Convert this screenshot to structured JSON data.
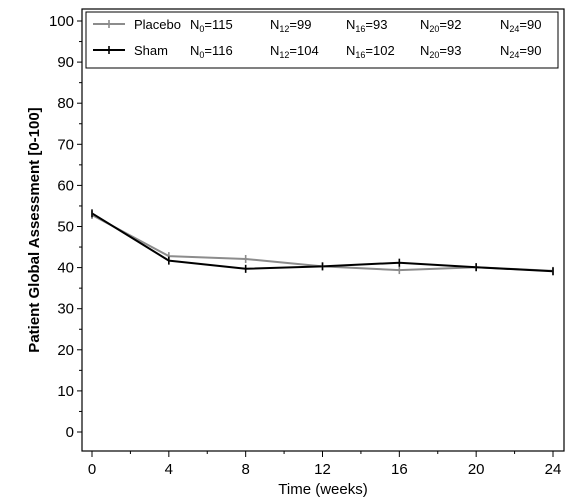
{
  "chart_data": {
    "type": "line",
    "xlabel": "Time (weeks)",
    "ylabel": "Patient Global Assessment [0-100]",
    "xlim": [
      0,
      24
    ],
    "ylim": [
      0,
      100
    ],
    "x_ticks": [
      0,
      4,
      8,
      12,
      16,
      20,
      24
    ],
    "y_ticks": [
      0,
      10,
      20,
      30,
      40,
      50,
      60,
      70,
      80,
      90,
      100
    ],
    "x": [
      0,
      4,
      8,
      12,
      16,
      20,
      24
    ],
    "grid": false,
    "legend_position": "top",
    "series": [
      {
        "name": "Placebo",
        "color": "#8c8c8c",
        "values": [
          52.8,
          42.8,
          42.1,
          40.3,
          39.4,
          40.1,
          39.2
        ],
        "counts": [
          {
            "sub": "0",
            "value": "115"
          },
          {
            "sub": "12",
            "value": "99"
          },
          {
            "sub": "16",
            "value": "93"
          },
          {
            "sub": "20",
            "value": "92"
          },
          {
            "sub": "24",
            "value": "90"
          }
        ]
      },
      {
        "name": "Sham",
        "color": "#000000",
        "values": [
          53.2,
          41.7,
          39.7,
          40.3,
          41.2,
          40.1,
          39.1
        ],
        "counts": [
          {
            "sub": "0",
            "value": "116"
          },
          {
            "sub": "12",
            "value": "104"
          },
          {
            "sub": "16",
            "value": "102"
          },
          {
            "sub": "20",
            "value": "93"
          },
          {
            "sub": "24",
            "value": "90"
          }
        ]
      }
    ],
    "count_prefix": "N",
    "count_separator": "="
  }
}
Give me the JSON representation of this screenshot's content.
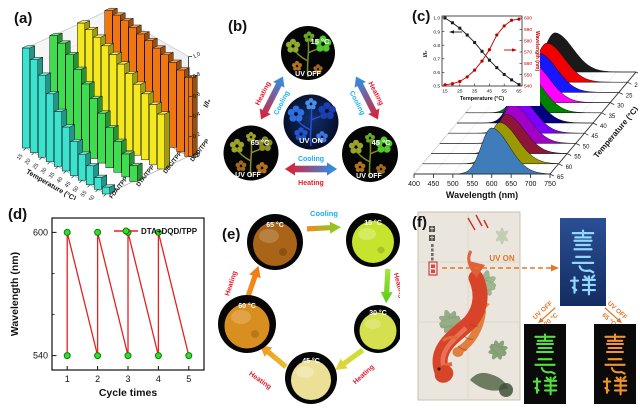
{
  "panels": {
    "a": {
      "label": "(a)"
    },
    "b": {
      "label": "(b)",
      "top": {
        "temp": "15 °C",
        "state": "UV OFF"
      },
      "left": {
        "temp": "65 °C",
        "state": "UV OFF"
      },
      "right": {
        "temp": "45 °C",
        "state": "UV OFF"
      },
      "center": {
        "state": "UV ON"
      },
      "arrow_left": {
        "outer": "Heating",
        "inner": "Cooling"
      },
      "arrow_right": {
        "outer": "Heating",
        "inner": "Cooling"
      },
      "arrow_bottom": {
        "top": "Cooling",
        "bottom": "Heating"
      },
      "heating_color": "#e8192c",
      "cooling_color": "#18b0f0",
      "flower_colors": {
        "uv_on_blue": "#2f6fe0",
        "cold_green": "#52c82a",
        "hot_olive": "#9aa32a",
        "warm_orange": "#b5721e"
      }
    },
    "c": {
      "label": "(c)"
    },
    "d": {
      "label": "(d)"
    },
    "e": {
      "label": "(e)",
      "steps": [
        {
          "temp": "65 °C",
          "powder_color": "#a96418"
        },
        {
          "temp": "15 °C",
          "powder_color": "#c6e42e"
        },
        {
          "temp": "30 °C",
          "powder_color": "#d4e04e"
        },
        {
          "temp": "45 °C",
          "powder_color": "#ecdf96"
        },
        {
          "temp": "60 °C",
          "powder_color": "#d98f1f"
        }
      ],
      "arrows": [
        {
          "label": "Cooling",
          "label_color": "#18b0f0"
        },
        {
          "label": "Heating",
          "label_color": "#e8192c"
        },
        {
          "label": "Heating",
          "label_color": "#e8192c"
        },
        {
          "label": "Heating",
          "label_color": "#e8192c"
        },
        {
          "label": "Heating",
          "label_color": "#e8192c"
        }
      ]
    },
    "f": {
      "label": "(f)",
      "uv_on": "UV ON",
      "uv_off_left_line1": "UV OFF",
      "uv_off_left_line2": "20 °C",
      "uv_off_right_line1": "UV OFF",
      "uv_off_right_line2": "65 °C",
      "calligraphy_text": "雪云祥",
      "uv_on_color": "#e0782a",
      "glow_blue": "#8fd8ff",
      "glow_green": "#52e03c",
      "glow_orange": "#f0952a"
    }
  },
  "chart_data": [
    {
      "panel": "a",
      "type": "bar",
      "projection": "3d",
      "categories": [
        15,
        20,
        25,
        30,
        35,
        40,
        45,
        50,
        55,
        60,
        65
      ],
      "xlabel": "Temperature (°C)",
      "zlabel": "I/I₀",
      "zlim": [
        0,
        1
      ],
      "zticks": [
        "0.0",
        "0.2",
        "0.4",
        "0.6",
        "0.8",
        "1.0"
      ],
      "series": [
        {
          "name": "FDA/TPP",
          "color": "#3be3cf",
          "values": [
            1.0,
            0.93,
            0.82,
            0.68,
            0.55,
            0.44,
            0.34,
            0.26,
            0.19,
            0.12,
            0.07
          ]
        },
        {
          "name": "DTA/TPP",
          "color": "#3edc4e",
          "values": [
            1.0,
            0.97,
            0.9,
            0.8,
            0.7,
            0.6,
            0.5,
            0.4,
            0.31,
            0.23,
            0.16
          ]
        },
        {
          "name": "DBC/TPP",
          "color": "#f4e81f",
          "values": [
            1.0,
            0.98,
            0.95,
            0.91,
            0.87,
            0.82,
            0.77,
            0.71,
            0.66,
            0.6,
            0.55
          ]
        },
        {
          "name": "DQD/TPP",
          "color": "#f0760f",
          "values": [
            1.0,
            1.0,
            0.99,
            0.97,
            0.95,
            0.93,
            0.9,
            0.88,
            0.85,
            0.82,
            0.79
          ]
        }
      ]
    },
    {
      "panel": "c",
      "type": "area",
      "projection": "waterfall3d",
      "xlabel": "Wavelength (nm)",
      "xlim": [
        400,
        750
      ],
      "x_ticks": [
        400,
        450,
        500,
        550,
        600,
        650,
        700,
        750
      ],
      "depth_label": "Temperature (°C)",
      "temperatures": [
        15,
        20,
        25,
        30,
        35,
        40,
        45,
        50,
        55,
        60,
        65
      ],
      "ridge_colors": [
        "#1a1a1a",
        "#f00000",
        "#1616ff",
        "#ff00ff",
        "#008000",
        "#000080",
        "#7d00ff",
        "#a000c8",
        "#8e1537",
        "#9a9a00",
        "#3f7cba"
      ],
      "peak_wavelengths": [
        541,
        542,
        544,
        548,
        554,
        562,
        572,
        585,
        593,
        598,
        599
      ],
      "amplitudes": [
        0.85,
        0.85,
        0.85,
        0.85,
        0.85,
        0.85,
        0.85,
        0.85,
        0.85,
        0.9,
        1.0
      ]
    },
    {
      "panel": "c-inset",
      "type": "line",
      "x": [
        15,
        20,
        25,
        30,
        35,
        40,
        45,
        50,
        55,
        60,
        65
      ],
      "xlabel": "Temperature (°C)",
      "x_ticks": [
        15,
        25,
        35,
        45,
        55,
        65
      ],
      "left_axis": {
        "label": "I/I₀",
        "lim": [
          0.5,
          1.0
        ],
        "ticks": [
          "0.5",
          "0.6",
          "0.7",
          "0.8",
          "0.9",
          "1.0"
        ]
      },
      "right_axis": {
        "label": "Wavelength (nm)",
        "lim": [
          540,
          600
        ],
        "ticks": [
          540,
          550,
          560,
          570,
          580,
          590,
          600
        ],
        "color": "#c00000"
      },
      "series": [
        {
          "name": "I/I₀",
          "axis": "left",
          "color": "#1a1a1a",
          "marker": "square",
          "values": [
            1.0,
            0.965,
            0.925,
            0.875,
            0.82,
            0.755,
            0.69,
            0.635,
            0.585,
            0.545,
            0.51
          ]
        },
        {
          "name": "Wavelength",
          "axis": "right",
          "color": "#c00000",
          "marker": "circle",
          "values": [
            541,
            542,
            544,
            548,
            554,
            562,
            572,
            585,
            593,
            598,
            599
          ]
        }
      ]
    },
    {
      "panel": "d",
      "type": "line",
      "xlabel": "Cycle times",
      "ylabel": "Wavelength (nm)",
      "x_ticks": [
        1,
        2,
        3,
        4,
        5
      ],
      "y_ticks": [
        540,
        600
      ],
      "xlim": [
        0.5,
        5.5
      ],
      "ylim": [
        533,
        607
      ],
      "legend": "DTA+DQD/TPP",
      "line_color": "#e32222",
      "marker_color": "#2ce02c",
      "marker_edge": "#0f7a0f",
      "points": [
        [
          1,
          540
        ],
        [
          1,
          600
        ],
        [
          2,
          540
        ],
        [
          2,
          600
        ],
        [
          3,
          540
        ],
        [
          3,
          600
        ],
        [
          4,
          540
        ],
        [
          4,
          600
        ],
        [
          5,
          540
        ]
      ]
    }
  ]
}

════════════════

What this task involves: Gather up, from the records above, each line where the word "screenshot" appears.

Response for this exercise:
Convert this screenshot to structured JSON data.
Give me the JSON representation of this screenshot's content.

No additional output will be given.